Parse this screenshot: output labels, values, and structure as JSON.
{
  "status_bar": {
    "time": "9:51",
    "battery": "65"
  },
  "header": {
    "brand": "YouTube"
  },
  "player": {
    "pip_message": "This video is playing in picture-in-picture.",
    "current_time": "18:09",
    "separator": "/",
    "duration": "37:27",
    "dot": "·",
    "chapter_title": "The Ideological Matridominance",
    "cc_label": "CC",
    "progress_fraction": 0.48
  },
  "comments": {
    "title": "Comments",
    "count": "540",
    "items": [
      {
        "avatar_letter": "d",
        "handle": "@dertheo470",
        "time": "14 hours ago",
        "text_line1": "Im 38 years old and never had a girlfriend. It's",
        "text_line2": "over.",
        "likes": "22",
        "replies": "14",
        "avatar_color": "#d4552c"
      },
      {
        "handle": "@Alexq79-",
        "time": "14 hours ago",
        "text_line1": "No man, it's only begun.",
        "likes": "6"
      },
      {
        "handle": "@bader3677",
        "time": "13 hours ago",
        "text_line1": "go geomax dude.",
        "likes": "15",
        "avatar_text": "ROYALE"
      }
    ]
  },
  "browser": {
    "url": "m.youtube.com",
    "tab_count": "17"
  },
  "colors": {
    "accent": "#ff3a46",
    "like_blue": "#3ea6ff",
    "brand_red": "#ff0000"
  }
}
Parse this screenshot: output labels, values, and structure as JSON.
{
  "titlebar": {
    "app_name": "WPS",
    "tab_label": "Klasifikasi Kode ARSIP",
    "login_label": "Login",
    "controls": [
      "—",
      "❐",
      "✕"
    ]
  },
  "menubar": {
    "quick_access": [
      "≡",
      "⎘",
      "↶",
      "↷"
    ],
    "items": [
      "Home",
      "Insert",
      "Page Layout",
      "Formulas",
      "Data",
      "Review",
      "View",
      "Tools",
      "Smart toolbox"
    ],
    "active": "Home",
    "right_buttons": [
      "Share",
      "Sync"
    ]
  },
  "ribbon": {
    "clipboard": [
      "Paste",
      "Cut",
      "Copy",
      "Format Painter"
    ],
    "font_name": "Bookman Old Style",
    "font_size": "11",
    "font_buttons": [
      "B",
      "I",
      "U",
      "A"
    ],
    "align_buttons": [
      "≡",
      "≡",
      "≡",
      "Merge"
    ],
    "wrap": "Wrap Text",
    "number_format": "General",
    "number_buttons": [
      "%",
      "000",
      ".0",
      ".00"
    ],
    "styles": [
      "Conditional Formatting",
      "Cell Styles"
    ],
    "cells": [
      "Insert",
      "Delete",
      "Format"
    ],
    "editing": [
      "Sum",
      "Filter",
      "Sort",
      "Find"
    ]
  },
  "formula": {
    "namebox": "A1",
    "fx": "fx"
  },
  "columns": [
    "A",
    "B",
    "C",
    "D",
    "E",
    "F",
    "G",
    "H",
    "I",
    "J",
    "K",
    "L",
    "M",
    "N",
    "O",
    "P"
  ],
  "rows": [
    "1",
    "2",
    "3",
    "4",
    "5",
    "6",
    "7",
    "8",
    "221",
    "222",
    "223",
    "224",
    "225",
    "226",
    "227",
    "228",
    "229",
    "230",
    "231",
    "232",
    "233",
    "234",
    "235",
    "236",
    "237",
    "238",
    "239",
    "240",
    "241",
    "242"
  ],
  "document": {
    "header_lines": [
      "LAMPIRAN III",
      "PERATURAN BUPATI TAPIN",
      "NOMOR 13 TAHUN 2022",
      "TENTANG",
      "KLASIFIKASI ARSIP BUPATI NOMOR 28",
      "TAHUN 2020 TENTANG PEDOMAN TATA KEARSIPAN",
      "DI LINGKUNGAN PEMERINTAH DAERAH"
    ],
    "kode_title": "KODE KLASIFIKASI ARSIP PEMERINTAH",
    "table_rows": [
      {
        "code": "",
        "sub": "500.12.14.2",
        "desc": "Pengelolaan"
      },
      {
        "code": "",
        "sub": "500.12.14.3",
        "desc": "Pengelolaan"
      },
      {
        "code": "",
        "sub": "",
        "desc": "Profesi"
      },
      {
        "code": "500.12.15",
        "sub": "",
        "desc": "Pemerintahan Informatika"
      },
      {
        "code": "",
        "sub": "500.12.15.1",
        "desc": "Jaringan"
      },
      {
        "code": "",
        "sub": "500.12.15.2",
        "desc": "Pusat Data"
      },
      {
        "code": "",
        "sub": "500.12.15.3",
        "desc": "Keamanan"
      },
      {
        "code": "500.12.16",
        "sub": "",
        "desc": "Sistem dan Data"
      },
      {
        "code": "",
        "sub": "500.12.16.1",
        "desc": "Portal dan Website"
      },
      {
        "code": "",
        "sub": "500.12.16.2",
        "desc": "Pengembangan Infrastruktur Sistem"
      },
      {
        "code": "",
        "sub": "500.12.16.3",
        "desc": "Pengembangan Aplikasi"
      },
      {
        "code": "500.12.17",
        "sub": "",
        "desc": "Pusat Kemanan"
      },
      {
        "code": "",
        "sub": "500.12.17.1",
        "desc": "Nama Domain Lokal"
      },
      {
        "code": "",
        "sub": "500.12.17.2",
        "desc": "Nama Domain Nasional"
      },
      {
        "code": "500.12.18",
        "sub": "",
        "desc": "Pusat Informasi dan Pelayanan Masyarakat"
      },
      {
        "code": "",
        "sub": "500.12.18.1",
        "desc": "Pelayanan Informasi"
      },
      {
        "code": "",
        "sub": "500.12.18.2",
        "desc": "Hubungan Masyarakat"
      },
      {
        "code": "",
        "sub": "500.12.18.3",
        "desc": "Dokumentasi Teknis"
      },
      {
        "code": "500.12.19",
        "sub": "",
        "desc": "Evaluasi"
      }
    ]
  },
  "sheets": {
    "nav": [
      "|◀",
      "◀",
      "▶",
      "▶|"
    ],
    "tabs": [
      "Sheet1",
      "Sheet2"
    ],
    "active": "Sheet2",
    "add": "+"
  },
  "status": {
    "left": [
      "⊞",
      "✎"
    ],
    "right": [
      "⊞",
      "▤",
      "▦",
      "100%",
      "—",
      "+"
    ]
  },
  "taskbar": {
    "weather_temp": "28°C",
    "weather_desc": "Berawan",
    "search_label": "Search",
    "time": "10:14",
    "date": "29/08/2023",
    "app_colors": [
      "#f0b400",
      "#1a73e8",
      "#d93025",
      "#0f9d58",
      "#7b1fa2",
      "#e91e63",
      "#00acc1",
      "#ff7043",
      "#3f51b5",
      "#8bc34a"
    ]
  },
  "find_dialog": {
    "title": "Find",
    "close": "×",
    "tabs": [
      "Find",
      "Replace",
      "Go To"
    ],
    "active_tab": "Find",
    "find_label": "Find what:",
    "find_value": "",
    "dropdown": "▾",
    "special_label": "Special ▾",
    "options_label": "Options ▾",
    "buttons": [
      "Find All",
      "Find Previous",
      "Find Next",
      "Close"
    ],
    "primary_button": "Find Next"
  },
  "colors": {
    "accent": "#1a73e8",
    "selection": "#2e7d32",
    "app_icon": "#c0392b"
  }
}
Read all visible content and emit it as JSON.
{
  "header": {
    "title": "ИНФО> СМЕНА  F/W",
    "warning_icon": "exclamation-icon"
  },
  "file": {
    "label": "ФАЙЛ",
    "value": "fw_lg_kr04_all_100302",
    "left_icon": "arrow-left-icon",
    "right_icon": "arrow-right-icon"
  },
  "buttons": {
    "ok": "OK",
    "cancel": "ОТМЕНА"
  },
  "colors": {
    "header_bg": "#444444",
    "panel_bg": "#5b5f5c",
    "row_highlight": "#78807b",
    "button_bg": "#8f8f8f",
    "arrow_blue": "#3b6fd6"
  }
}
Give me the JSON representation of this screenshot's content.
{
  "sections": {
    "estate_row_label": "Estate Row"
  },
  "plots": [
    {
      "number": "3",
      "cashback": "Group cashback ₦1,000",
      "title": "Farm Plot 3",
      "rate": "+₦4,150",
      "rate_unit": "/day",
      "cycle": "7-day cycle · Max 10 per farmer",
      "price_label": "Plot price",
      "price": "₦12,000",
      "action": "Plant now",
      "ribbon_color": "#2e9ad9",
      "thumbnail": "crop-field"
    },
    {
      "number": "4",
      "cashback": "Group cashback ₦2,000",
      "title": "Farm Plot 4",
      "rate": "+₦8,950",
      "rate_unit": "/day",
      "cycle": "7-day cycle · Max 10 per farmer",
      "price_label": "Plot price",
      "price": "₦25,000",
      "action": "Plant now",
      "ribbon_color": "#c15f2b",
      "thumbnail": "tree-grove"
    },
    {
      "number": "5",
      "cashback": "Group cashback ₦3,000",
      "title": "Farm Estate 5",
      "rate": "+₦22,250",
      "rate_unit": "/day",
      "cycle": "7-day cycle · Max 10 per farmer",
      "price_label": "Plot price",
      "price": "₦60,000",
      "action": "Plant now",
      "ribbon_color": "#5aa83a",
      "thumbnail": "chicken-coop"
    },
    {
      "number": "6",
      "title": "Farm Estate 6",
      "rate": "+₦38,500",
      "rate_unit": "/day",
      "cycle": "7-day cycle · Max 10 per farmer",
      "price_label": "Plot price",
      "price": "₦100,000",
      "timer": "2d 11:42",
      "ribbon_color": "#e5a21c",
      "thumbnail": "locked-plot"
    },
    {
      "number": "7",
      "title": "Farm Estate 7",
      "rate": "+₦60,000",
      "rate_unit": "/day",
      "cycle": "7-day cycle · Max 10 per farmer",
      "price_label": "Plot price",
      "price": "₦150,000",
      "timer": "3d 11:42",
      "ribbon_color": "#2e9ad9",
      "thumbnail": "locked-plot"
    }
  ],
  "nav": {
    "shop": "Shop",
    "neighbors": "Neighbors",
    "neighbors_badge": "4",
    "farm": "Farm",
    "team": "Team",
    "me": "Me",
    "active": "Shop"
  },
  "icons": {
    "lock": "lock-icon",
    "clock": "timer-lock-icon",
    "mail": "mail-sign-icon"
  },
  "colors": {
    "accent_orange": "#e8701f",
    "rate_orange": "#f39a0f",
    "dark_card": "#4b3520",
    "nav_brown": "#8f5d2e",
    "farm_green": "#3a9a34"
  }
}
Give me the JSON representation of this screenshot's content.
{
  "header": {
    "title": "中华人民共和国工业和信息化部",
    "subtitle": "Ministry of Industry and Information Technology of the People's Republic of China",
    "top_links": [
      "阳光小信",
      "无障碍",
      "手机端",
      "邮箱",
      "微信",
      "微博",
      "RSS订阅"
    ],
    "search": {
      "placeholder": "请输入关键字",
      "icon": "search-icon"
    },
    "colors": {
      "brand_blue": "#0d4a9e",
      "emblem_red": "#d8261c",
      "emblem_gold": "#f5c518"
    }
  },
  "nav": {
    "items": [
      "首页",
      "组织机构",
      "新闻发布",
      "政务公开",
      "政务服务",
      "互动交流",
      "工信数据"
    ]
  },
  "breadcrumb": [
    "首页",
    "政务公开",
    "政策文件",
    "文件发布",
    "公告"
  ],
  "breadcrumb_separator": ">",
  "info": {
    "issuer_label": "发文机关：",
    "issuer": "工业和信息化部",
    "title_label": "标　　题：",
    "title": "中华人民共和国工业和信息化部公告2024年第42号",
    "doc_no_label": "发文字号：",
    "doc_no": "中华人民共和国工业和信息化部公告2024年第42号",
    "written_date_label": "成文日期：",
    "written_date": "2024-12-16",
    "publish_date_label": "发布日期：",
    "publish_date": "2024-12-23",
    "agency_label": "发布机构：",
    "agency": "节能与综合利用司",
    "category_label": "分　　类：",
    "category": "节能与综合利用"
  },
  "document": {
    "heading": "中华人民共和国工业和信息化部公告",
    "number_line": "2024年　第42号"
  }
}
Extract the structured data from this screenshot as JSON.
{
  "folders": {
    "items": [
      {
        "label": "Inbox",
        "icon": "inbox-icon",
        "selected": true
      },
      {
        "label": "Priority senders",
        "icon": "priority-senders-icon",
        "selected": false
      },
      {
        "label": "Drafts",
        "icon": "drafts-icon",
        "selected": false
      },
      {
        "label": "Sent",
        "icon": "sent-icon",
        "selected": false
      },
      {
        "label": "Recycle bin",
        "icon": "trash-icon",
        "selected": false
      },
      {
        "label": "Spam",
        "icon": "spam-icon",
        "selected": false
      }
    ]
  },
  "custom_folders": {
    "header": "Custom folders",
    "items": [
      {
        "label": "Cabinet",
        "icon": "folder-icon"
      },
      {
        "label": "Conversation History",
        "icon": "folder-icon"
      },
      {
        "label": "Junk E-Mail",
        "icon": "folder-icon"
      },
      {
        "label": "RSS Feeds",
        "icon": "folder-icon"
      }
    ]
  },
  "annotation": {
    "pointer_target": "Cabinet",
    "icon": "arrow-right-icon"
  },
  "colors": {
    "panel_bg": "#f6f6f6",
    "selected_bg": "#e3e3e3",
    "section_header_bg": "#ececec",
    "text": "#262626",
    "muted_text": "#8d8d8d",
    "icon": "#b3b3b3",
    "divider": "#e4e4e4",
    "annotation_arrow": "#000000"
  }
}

EXERCISE PROMPT. Return each line that includes "Group".

WRITTEN RESPONSE.
      "cashback": "Group cashback ₦1,000",
      "cashback": "Group cashback ₦2,000",
      "cashback": "Group cashback ₦3,000",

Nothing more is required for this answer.